### THE EXERCISE
Write out every entry exactly as it appears.

Collected data

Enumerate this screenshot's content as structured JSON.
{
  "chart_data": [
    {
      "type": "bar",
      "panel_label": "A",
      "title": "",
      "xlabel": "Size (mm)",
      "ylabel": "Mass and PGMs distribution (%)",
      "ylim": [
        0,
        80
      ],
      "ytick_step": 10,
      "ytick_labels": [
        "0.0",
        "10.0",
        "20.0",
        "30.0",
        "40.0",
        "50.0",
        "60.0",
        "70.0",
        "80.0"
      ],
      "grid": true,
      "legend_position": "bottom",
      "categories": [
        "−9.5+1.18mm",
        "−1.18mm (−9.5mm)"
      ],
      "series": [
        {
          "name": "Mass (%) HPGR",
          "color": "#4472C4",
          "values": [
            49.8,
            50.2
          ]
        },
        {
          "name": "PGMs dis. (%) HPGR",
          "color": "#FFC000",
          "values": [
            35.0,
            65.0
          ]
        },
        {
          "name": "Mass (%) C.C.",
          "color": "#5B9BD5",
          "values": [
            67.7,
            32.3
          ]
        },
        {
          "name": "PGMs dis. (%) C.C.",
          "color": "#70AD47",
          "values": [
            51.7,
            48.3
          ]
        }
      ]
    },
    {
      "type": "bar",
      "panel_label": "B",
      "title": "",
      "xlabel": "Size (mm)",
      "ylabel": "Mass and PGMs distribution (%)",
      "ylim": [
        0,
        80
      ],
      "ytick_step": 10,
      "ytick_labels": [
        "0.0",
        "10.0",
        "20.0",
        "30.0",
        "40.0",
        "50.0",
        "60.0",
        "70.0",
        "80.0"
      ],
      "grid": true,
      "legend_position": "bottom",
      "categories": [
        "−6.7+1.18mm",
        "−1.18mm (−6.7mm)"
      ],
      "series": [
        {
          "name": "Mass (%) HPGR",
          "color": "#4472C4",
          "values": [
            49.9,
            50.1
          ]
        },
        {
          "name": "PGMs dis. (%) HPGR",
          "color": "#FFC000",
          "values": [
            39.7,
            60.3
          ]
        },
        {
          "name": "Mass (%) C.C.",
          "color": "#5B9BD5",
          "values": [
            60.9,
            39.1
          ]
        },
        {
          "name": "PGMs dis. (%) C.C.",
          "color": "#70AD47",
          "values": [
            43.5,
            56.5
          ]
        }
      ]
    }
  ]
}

### RESPONSE
Enumerate this screenshot's content as structured JSON.
{
  "chart_data": [
    {
      "type": "bar",
      "panel_label": "A",
      "title": "",
      "xlabel": "Size (mm)",
      "ylabel": "Mass and PGMs distribution (%)",
      "ylim": [
        0,
        80
      ],
      "ytick_step": 10,
      "ytick_labels": [
        "0.0",
        "10.0",
        "20.0",
        "30.0",
        "40.0",
        "50.0",
        "60.0",
        "70.0",
        "80.0"
      ],
      "grid": true,
      "legend_position": "bottom",
      "categories": [
        "−9.5+1.18mm",
        "−1.18mm (−9.5mm)"
      ],
      "series": [
        {
          "name": "Mass (%) HPGR",
          "color": "#4472C4",
          "values": [
            49.8,
            50.2
          ]
        },
        {
          "name": "PGMs dis. (%) HPGR",
          "color": "#FFC000",
          "values": [
            35.0,
            65.0
          ]
        },
        {
          "name": "Mass (%) C.C.",
          "color": "#5B9BD5",
          "values": [
            67.7,
            32.3
          ]
        },
        {
          "name": "PGMs dis. (%) C.C.",
          "color": "#70AD47",
          "values": [
            51.7,
            48.3
          ]
        }
      ]
    },
    {
      "type": "bar",
      "panel_label": "B",
      "title": "",
      "xlabel": "Size (mm)",
      "ylabel": "Mass and PGMs distribution (%)",
      "ylim": [
        0,
        80
      ],
      "ytick_step": 10,
      "ytick_labels": [
        "0.0",
        "10.0",
        "20.0",
        "30.0",
        "40.0",
        "50.0",
        "60.0",
        "70.0",
        "80.0"
      ],
      "grid": true,
      "legend_position": "bottom",
      "categories": [
        "−6.7+1.18mm",
        "−1.18mm (−6.7mm)"
      ],
      "series": [
        {
          "name": "Mass (%) HPGR",
          "color": "#4472C4",
          "values": [
            49.9,
            50.1
          ]
        },
        {
          "name": "PGMs dis. (%) HPGR",
          "color": "#FFC000",
          "values": [
            39.7,
            60.3
          ]
        },
        {
          "name": "Mass (%) C.C.",
          "color": "#5B9BD5",
          "values": [
            60.9,
            39.1
          ]
        },
        {
          "name": "PGMs dis. (%) C.C.",
          "color": "#70AD47",
          "values": [
            43.5,
            56.5
          ]
        }
      ]
    }
  ]
}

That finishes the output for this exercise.